Data records:
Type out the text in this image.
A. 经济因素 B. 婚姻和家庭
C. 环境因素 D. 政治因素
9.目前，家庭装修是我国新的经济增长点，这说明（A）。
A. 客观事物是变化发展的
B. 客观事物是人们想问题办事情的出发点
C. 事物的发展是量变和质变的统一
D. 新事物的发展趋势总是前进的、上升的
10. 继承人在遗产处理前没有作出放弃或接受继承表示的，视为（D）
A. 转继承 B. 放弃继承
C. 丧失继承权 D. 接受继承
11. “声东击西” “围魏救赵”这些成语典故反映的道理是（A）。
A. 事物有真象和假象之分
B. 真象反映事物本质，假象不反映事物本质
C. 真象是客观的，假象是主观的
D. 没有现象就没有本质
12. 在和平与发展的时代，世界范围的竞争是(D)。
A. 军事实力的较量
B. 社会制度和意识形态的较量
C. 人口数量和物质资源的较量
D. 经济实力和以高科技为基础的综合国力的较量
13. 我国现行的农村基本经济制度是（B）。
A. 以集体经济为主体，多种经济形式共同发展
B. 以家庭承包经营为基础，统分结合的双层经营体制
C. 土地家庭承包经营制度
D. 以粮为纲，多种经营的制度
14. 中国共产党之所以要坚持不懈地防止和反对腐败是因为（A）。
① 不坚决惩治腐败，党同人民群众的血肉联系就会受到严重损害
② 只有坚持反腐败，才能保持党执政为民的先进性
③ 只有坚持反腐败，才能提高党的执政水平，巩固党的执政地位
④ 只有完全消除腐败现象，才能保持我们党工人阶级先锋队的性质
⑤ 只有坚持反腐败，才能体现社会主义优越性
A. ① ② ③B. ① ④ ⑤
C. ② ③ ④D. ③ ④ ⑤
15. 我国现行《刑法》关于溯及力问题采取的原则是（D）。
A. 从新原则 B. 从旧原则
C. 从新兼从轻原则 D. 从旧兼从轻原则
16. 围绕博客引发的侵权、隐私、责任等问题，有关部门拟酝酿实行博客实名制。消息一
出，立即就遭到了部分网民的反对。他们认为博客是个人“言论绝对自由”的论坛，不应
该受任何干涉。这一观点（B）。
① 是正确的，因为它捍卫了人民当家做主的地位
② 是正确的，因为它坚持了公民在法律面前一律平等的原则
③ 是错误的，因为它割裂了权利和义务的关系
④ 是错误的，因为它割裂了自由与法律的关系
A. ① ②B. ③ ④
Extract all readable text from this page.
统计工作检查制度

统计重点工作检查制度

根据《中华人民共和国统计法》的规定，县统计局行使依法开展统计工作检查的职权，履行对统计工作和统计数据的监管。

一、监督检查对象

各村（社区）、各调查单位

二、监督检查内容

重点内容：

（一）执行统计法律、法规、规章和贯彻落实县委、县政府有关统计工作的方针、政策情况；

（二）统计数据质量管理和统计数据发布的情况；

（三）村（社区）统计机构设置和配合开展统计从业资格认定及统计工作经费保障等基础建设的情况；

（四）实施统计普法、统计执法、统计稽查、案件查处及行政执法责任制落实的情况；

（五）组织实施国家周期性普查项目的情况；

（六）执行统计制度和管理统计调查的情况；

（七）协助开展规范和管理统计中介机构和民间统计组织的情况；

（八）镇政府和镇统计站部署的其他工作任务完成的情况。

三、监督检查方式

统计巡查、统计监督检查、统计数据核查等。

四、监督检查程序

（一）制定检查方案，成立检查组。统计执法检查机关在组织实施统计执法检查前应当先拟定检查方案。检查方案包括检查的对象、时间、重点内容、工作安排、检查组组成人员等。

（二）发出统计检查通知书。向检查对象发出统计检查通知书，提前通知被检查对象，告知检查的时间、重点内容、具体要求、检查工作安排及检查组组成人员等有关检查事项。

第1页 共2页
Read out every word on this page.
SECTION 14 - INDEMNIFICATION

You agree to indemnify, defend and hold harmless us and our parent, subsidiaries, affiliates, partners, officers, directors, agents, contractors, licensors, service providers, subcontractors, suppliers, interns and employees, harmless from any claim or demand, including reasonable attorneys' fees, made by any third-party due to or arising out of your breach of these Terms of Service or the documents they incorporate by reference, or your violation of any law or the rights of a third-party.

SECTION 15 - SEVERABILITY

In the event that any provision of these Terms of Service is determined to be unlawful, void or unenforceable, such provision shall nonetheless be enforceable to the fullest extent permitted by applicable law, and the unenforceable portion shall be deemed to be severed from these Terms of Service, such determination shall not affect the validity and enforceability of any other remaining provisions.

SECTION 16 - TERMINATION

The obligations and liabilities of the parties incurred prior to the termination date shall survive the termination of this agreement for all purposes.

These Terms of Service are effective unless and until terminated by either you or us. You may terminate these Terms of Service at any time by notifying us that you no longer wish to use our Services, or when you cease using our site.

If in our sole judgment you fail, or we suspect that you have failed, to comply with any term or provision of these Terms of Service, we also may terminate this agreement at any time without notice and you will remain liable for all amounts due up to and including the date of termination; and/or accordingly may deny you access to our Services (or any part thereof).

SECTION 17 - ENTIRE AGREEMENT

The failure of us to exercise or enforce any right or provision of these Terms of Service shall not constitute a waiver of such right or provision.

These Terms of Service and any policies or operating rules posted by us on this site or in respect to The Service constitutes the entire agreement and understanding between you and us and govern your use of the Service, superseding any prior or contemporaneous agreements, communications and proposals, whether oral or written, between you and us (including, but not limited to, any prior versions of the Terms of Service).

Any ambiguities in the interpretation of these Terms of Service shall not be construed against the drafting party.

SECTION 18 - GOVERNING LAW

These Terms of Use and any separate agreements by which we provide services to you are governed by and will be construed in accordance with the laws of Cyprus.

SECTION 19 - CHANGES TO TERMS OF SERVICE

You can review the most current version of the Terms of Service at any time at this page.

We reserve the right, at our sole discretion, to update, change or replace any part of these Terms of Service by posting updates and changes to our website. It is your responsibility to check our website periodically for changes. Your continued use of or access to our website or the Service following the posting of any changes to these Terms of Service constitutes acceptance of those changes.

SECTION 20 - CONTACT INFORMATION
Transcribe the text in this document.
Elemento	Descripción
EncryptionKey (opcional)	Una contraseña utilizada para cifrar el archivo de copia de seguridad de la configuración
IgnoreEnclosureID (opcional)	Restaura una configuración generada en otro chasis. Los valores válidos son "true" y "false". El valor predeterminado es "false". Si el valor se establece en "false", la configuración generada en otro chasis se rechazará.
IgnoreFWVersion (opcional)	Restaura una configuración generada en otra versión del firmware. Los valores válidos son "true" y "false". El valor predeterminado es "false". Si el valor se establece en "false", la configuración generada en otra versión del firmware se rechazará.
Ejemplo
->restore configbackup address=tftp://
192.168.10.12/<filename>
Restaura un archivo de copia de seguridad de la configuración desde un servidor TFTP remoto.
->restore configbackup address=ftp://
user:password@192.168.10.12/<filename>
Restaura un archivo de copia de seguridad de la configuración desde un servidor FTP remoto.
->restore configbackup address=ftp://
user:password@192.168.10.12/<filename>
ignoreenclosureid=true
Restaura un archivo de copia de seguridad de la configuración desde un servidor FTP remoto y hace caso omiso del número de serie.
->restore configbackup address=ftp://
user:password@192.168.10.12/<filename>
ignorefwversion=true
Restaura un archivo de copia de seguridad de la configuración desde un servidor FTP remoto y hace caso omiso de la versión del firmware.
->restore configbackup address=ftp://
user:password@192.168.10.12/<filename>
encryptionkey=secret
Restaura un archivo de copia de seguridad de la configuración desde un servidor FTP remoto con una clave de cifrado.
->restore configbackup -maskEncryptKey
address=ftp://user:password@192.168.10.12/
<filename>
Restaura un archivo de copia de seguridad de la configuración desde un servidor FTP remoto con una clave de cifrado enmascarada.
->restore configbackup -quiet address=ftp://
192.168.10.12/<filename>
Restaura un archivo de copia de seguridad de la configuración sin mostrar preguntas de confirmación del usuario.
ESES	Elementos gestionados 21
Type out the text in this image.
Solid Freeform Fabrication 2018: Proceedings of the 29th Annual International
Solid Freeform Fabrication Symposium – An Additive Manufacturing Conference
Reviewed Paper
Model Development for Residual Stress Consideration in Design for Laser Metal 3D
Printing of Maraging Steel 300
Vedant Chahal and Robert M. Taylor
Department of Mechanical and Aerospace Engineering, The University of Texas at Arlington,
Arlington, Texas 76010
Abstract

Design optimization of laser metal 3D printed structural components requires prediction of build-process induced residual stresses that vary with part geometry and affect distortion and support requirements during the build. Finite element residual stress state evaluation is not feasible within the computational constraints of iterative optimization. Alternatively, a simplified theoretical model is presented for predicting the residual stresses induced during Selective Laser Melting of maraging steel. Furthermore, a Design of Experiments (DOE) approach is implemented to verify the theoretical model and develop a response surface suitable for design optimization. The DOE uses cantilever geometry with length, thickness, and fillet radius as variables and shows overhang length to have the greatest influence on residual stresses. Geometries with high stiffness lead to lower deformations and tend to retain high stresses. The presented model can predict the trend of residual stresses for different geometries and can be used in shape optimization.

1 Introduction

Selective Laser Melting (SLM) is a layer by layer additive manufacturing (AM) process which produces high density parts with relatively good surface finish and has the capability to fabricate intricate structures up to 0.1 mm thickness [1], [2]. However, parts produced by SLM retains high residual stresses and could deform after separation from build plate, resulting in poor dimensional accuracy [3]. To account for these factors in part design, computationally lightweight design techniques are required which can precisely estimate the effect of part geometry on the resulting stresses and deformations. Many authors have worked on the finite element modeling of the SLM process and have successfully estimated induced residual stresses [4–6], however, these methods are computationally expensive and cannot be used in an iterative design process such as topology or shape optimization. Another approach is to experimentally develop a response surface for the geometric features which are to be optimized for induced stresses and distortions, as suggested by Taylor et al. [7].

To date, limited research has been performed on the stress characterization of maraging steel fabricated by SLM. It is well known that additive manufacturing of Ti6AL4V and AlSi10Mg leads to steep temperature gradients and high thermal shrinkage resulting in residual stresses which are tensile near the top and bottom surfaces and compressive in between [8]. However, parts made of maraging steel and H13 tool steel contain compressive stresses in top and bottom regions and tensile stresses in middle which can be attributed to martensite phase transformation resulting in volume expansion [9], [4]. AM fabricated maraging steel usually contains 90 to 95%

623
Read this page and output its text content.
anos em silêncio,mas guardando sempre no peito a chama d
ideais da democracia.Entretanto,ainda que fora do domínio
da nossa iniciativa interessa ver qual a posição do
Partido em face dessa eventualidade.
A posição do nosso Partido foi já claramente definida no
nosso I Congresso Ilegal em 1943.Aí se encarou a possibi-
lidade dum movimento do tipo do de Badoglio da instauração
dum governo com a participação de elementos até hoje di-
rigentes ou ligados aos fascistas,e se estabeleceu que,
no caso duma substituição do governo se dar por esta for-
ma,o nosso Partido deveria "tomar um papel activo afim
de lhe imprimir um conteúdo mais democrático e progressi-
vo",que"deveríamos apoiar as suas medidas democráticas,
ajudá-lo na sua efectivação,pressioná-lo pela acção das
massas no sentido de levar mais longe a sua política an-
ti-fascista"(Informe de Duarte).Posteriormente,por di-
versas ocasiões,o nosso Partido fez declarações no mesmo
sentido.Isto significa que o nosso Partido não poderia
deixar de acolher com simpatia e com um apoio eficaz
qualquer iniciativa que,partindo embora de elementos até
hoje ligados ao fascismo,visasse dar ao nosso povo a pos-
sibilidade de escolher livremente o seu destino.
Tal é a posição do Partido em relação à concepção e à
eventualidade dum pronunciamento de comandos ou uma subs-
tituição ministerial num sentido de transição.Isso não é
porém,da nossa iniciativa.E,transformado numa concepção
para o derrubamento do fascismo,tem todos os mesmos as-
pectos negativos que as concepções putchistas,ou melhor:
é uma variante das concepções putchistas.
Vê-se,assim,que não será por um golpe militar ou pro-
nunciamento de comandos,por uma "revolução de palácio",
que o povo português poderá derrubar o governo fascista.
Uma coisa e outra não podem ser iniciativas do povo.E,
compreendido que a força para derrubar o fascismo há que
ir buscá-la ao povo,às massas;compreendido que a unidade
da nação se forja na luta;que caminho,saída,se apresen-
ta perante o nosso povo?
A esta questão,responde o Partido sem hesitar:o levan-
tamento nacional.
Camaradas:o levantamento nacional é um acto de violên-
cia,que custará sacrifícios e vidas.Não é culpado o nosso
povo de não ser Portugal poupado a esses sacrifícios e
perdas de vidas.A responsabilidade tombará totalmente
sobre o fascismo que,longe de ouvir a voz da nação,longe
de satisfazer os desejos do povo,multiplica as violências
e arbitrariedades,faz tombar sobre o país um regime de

● **TASK TO COMPLETE**: Collect the lines of the records that include the string "remoto".

● **REPLY**:
Restaura un archivo de copia de seguridad de la configuración desde un servidor TFTP remoto.
Restaura un archivo de copia de seguridad de la configuración desde un servidor FTP remoto.
Restaura un archivo de copia de seguridad de la configuración desde un servidor FTP remoto y hace caso omiso del número de serie.
Restaura un archivo de copia de seguridad de la configuración desde un servidor FTP remoto y hace caso omiso de la versión del firmware.
Restaura un archivo de copia de seguridad de la configuración desde un servidor FTP remoto con una clave de cifrado.
Restaura un archivo de copia de seguridad de la configuración desde un servidor FTP remoto con una clave de cifrado enmascarada.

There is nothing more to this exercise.